REQUIRED WORK: Each record that follows should be repeated exactly, minus any images.

STORED RECORDS:
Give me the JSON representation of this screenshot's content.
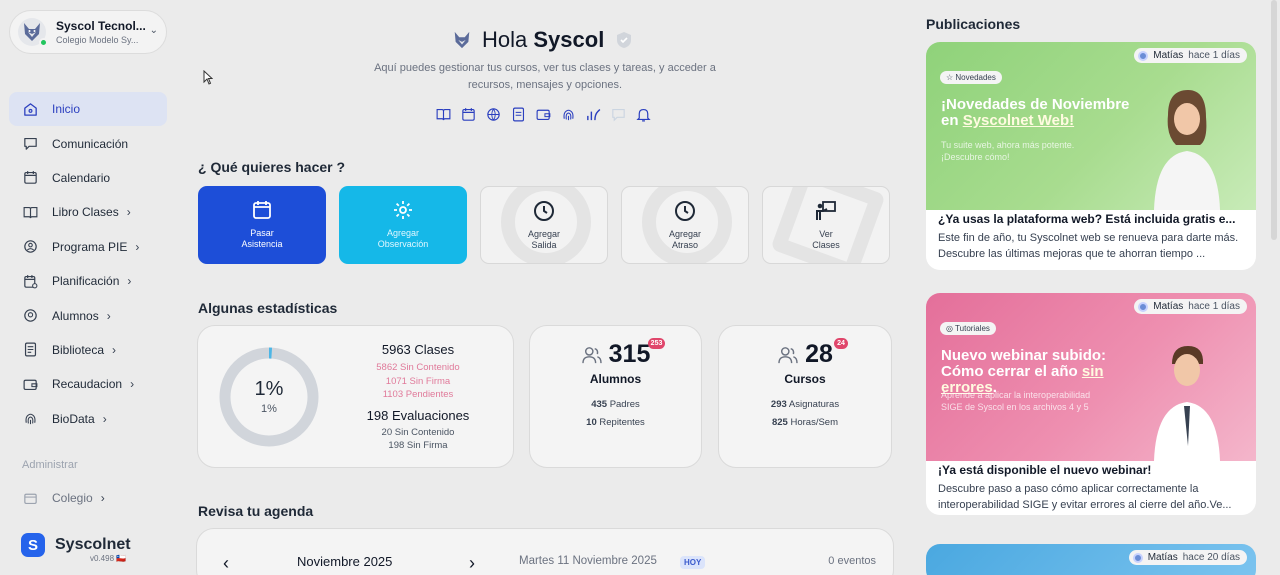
{
  "profile": {
    "name": "Syscol Tecnol...",
    "school": "Colegio Modelo Sy..."
  },
  "nav": {
    "items": [
      {
        "label": "Inicio",
        "icon": "home-icon",
        "chevron": ""
      },
      {
        "label": "Comunicación",
        "icon": "chat-icon",
        "chevron": ""
      },
      {
        "label": "Calendario",
        "icon": "calendar-icon",
        "chevron": ""
      },
      {
        "label": "Libro Clases",
        "icon": "book-icon",
        "chevron": "›"
      },
      {
        "label": "Programa PIE",
        "icon": "badge-icon",
        "chevron": "›"
      },
      {
        "label": "Planificación",
        "icon": "planning-icon",
        "chevron": "›"
      },
      {
        "label": "Alumnos",
        "icon": "student-icon",
        "chevron": "›"
      },
      {
        "label": "Biblioteca",
        "icon": "library-icon",
        "chevron": "›"
      },
      {
        "label": "Recaudacion",
        "icon": "wallet-icon",
        "chevron": "›"
      },
      {
        "label": "BioData",
        "icon": "fingerprint-icon",
        "chevron": "›"
      }
    ],
    "admin_title": "Administrar",
    "admin_items": [
      {
        "label": "Colegio",
        "chevron": "›"
      }
    ]
  },
  "brand": {
    "logo": "S",
    "name": "Syscolnet",
    "version": "v0.498 🇨🇱"
  },
  "hello": {
    "greeting": "Hola",
    "name": "Syscol",
    "subtitle": "Aquí puedes gestionar tus cursos, ver tus clases y tareas, y acceder a recursos, mensajes y opciones."
  },
  "quick_icons": [
    "book-icon",
    "calendar-icon",
    "basketball-icon",
    "document-icon",
    "wallet-icon",
    "fingerprint-icon",
    "chart-icon",
    "chat-icon",
    "bell-icon"
  ],
  "actions_title": "¿ Qué quieres hacer ?",
  "actions": [
    {
      "label": "Pasar Asistencia",
      "style": "blue",
      "icon": "calendar-icon"
    },
    {
      "label": "Agregar Observación",
      "style": "cyan",
      "icon": "gear-icon"
    },
    {
      "label": "Agregar Salida",
      "style": "light",
      "icon": "clock-icon"
    },
    {
      "label": "Agregar Atraso",
      "style": "light",
      "icon": "clock-icon"
    },
    {
      "label": "Ver Clases",
      "style": "light",
      "icon": "teacher-icon"
    }
  ],
  "stats_title": "Algunas estadísticas",
  "stats": {
    "percent_big": "1%",
    "percent_small": "1%",
    "progress_fraction": 0.01,
    "clases": "5963 Clases",
    "sin_contenido": "5862 Sin Contenido",
    "sin_firma": "1071 Sin Firma",
    "pendientes": "1103 Pendientes",
    "evaluaciones": "198 Evaluaciones",
    "eval_sin_contenido": "20 Sin Contenido",
    "eval_sin_firma": "198 Sin Firma"
  },
  "alumnos": {
    "count": "315",
    "badge": "253",
    "label": "Alumnos",
    "padres_num": "435",
    "padres_label": "Padres",
    "repitentes_num": "10",
    "repitentes_label": "Repitentes"
  },
  "cursos": {
    "count": "28",
    "badge": "24",
    "label": "Cursos",
    "asig_num": "293",
    "asig_label": "Asignaturas",
    "horas_num": "825",
    "horas_label": "Horas/Sem"
  },
  "agenda": {
    "title": "Revisa tu agenda",
    "month": "Noviembre  2025",
    "date": "Martes 11 Noviembre 2025",
    "today": "HOY",
    "events": "0 eventos",
    "prev": "‹",
    "next": "›"
  },
  "publications": {
    "title": "Publicaciones",
    "items": [
      {
        "author": "Matías",
        "ago": "hace 1 días",
        "tag": "☆ Novedades",
        "headline_a": "¡Novedades de Noviembre en ",
        "headline_hl": "Syscolnet Web!",
        "headline_b": "",
        "image_sub": "Tu suite web, ahora más potente. ¡Descubre cómo!",
        "title": "¿Ya usas la plataforma web? Está incluida gratis e...",
        "desc": "Este fin de año, tu Syscolnet web se renueva para darte más. Descubre las últimas mejoras que te ahorran tiempo ..."
      },
      {
        "author": "Matías",
        "ago": "hace 1 días",
        "tag": "◎ Tutoriales",
        "headline_a": "Nuevo webinar subido: Cómo cerrar el año ",
        "headline_hl": "sin errores",
        "headline_b": ".",
        "image_sub": "Aprende a aplicar la interoperabilidad SIGE de Syscol en los archivos 4 y 5",
        "title": "¡Ya está disponible el nuevo webinar!",
        "desc": "Descubre paso a paso cómo aplicar correctamente la interoperabilidad SIGE y evitar errores al cierre del año.Ve..."
      },
      {
        "author": "Matías",
        "ago": "hace 20 días"
      }
    ]
  }
}
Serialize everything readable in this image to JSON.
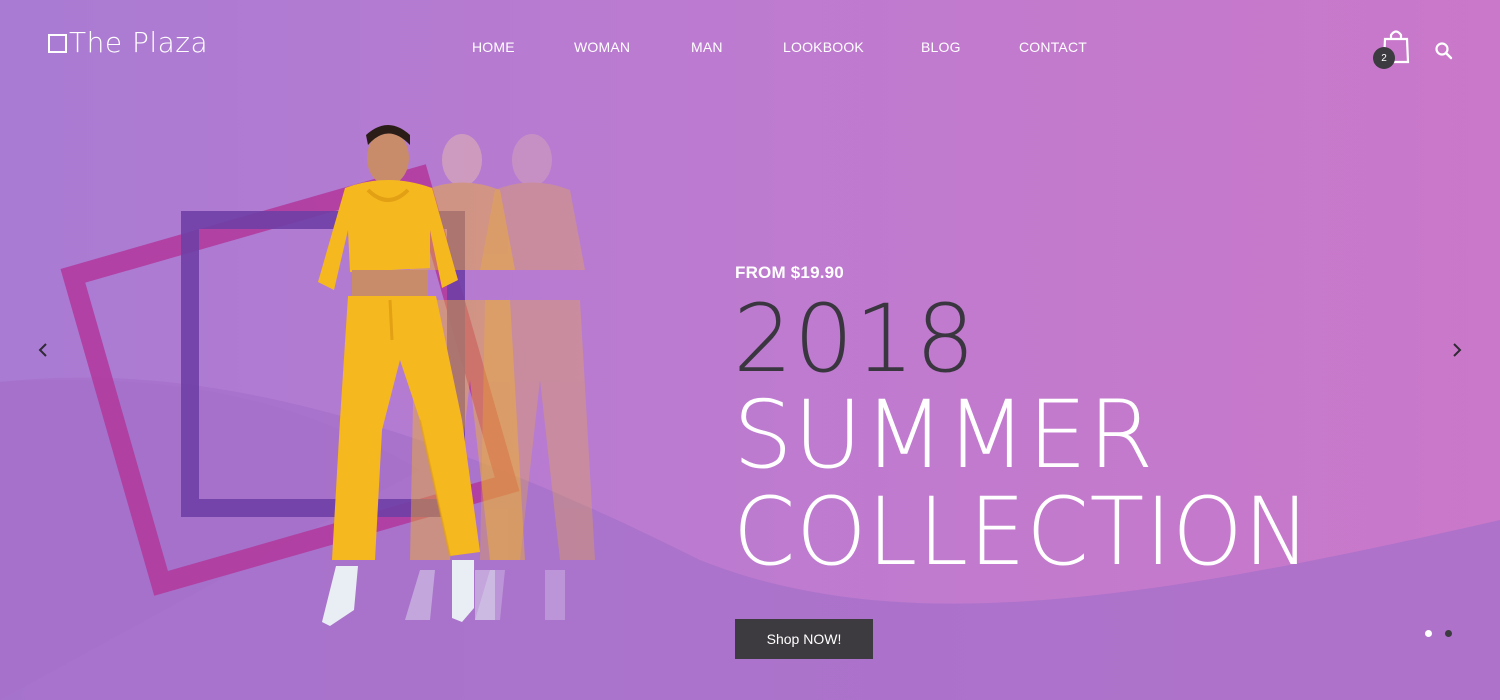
{
  "brand": {
    "name": "The Plaza"
  },
  "nav": {
    "items": [
      {
        "label": "HOME"
      },
      {
        "label": "WOMAN"
      },
      {
        "label": "MAN"
      },
      {
        "label": "LOOKBOOK"
      },
      {
        "label": "BLOG"
      },
      {
        "label": "CONTACT"
      }
    ]
  },
  "header": {
    "cart_count": "2",
    "cart_icon": "shopping-bag-icon",
    "search_icon": "search-icon"
  },
  "slider": {
    "price_text": "FROM $19.90",
    "year": "2018",
    "line1": "SUMMER",
    "line2": "COLLECTION",
    "cta_label": "Shop NOW!",
    "prev_icon": "chevron-left-icon",
    "next_icon": "chevron-right-icon",
    "slide_count": 2,
    "active_slide": 1
  },
  "colors": {
    "background_start": "#a97bd3",
    "background_end": "#ca78c9",
    "dark": "#3e3b40",
    "accent_square": "#6f3fa6",
    "accent_frame": "#b2379b",
    "outfit": "#f6b81f"
  }
}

SOLUTION FOR THIS EXERCISE:
Give me the JSON representation of this screenshot's content.
{
  "profile": {
    "name": "Syscol Tecnol...",
    "school": "Colegio Modelo Sy..."
  },
  "nav": {
    "items": [
      {
        "label": "Inicio",
        "icon": "home-icon",
        "chevron": ""
      },
      {
        "label": "Comunicación",
        "icon": "chat-icon",
        "chevron": ""
      },
      {
        "label": "Calendario",
        "icon": "calendar-icon",
        "chevron": ""
      },
      {
        "label": "Libro Clases",
        "icon": "book-icon",
        "chevron": "›"
      },
      {
        "label": "Programa PIE",
        "icon": "badge-icon",
        "chevron": "›"
      },
      {
        "label": "Planificación",
        "icon": "planning-icon",
        "chevron": "›"
      },
      {
        "label": "Alumnos",
        "icon": "student-icon",
        "chevron": "›"
      },
      {
        "label": "Biblioteca",
        "icon": "library-icon",
        "chevron": "›"
      },
      {
        "label": "Recaudacion",
        "icon": "wallet-icon",
        "chevron": "›"
      },
      {
        "label": "BioData",
        "icon": "fingerprint-icon",
        "chevron": "›"
      }
    ],
    "admin_title": "Administrar",
    "admin_items": [
      {
        "label": "Colegio",
        "chevron": "›"
      }
    ]
  },
  "brand": {
    "logo": "S",
    "name": "Syscolnet",
    "version": "v0.498 🇨🇱"
  },
  "hello": {
    "greeting": "Hola",
    "name": "Syscol",
    "subtitle": "Aquí puedes gestionar tus cursos, ver tus clases y tareas, y acceder a recursos, mensajes y opciones."
  },
  "quick_icons": [
    "book-icon",
    "calendar-icon",
    "basketball-icon",
    "document-icon",
    "wallet-icon",
    "fingerprint-icon",
    "chart-icon",
    "chat-icon",
    "bell-icon"
  ],
  "actions_title": "¿ Qué quieres hacer ?",
  "actions": [
    {
      "label": "Pasar Asistencia",
      "style": "blue",
      "icon": "calendar-icon"
    },
    {
      "label": "Agregar Observación",
      "style": "cyan",
      "icon": "gear-icon"
    },
    {
      "label": "Agregar Salida",
      "style": "light",
      "icon": "clock-icon"
    },
    {
      "label": "Agregar Atraso",
      "style": "light",
      "icon": "clock-icon"
    },
    {
      "label": "Ver Clases",
      "style": "light",
      "icon": "teacher-icon"
    }
  ],
  "stats_title": "Algunas estadísticas",
  "stats": {
    "percent_big": "1%",
    "percent_small": "1%",
    "progress_fraction": 0.01,
    "clases": "5963 Clases",
    "sin_contenido": "5862 Sin Contenido",
    "sin_firma": "1071 Sin Firma",
    "pendientes": "1103 Pendientes",
    "evaluaciones": "198 Evaluaciones",
    "eval_sin_contenido": "20 Sin Contenido",
    "eval_sin_firma": "198 Sin Firma"
  },
  "alumnos": {
    "count": "315",
    "badge": "253",
    "label": "Alumnos",
    "padres_num": "435",
    "padres_label": "Padres",
    "repitentes_num": "10",
    "repitentes_label": "Repitentes"
  },
  "cursos": {
    "count": "28",
    "badge": "24",
    "label": "Cursos",
    "asig_num": "293",
    "asig_label": "Asignaturas",
    "horas_num": "825",
    "horas_label": "Horas/Sem"
  },
  "agenda": {
    "title": "Revisa tu agenda",
    "month": "Noviembre  2025",
    "date": "Martes 11 Noviembre 2025",
    "today": "HOY",
    "events": "0 eventos",
    "prev": "‹",
    "next": "›"
  },
  "publications": {
    "title": "Publicaciones",
    "items": [
      {
        "author": "Matías",
        "ago": "hace 1 días",
        "tag": "☆ Novedades",
        "headline_a": "¡Novedades de Noviembre en ",
        "headline_hl": "Syscolnet Web!",
        "headline_b": "",
        "image_sub": "Tu suite web, ahora más potente. ¡Descubre cómo!",
        "title": "¿Ya usas la plataforma web? Está incluida gratis e...",
        "desc": "Este fin de año, tu Syscolnet web se renueva para darte más. Descubre las últimas mejoras que te ahorran tiempo ..."
      },
      {
        "author": "Matías",
        "ago": "hace 1 días",
        "tag": "◎ Tutoriales",
        "headline_a": "Nuevo webinar subido: Cómo cerrar el año ",
        "headline_hl": "sin errores",
        "headline_b": ".",
        "image_sub": "Aprende a aplicar la interoperabilidad SIGE de Syscol en los archivos 4 y 5",
        "title": "¡Ya está disponible el nuevo webinar!",
        "desc": "Descubre paso a paso cómo aplicar correctamente la interoperabilidad SIGE y evitar errores al cierre del año.Ve..."
      },
      {
        "author": "Matías",
        "ago": "hace 20 días"
      }
    ]
  }
}
Serialize everything readable in this image to JSON.
{
  "brand": {
    "name": "The Plaza"
  },
  "nav": {
    "items": [
      {
        "label": "HOME"
      },
      {
        "label": "WOMAN"
      },
      {
        "label": "MAN"
      },
      {
        "label": "LOOKBOOK"
      },
      {
        "label": "BLOG"
      },
      {
        "label": "CONTACT"
      }
    ]
  },
  "header": {
    "cart_count": "2",
    "cart_icon": "shopping-bag-icon",
    "search_icon": "search-icon"
  },
  "slider": {
    "price_text": "FROM $19.90",
    "year": "2018",
    "line1": "SUMMER",
    "line2": "COLLECTION",
    "cta_label": "Shop NOW!",
    "prev_icon": "chevron-left-icon",
    "next_icon": "chevron-right-icon",
    "slide_count": 2,
    "active_slide": 1
  },
  "colors": {
    "background_start": "#a97bd3",
    "background_end": "#ca78c9",
    "dark": "#3e3b40",
    "accent_square": "#6f3fa6",
    "accent_frame": "#b2379b",
    "outfit": "#f6b81f"
  }
}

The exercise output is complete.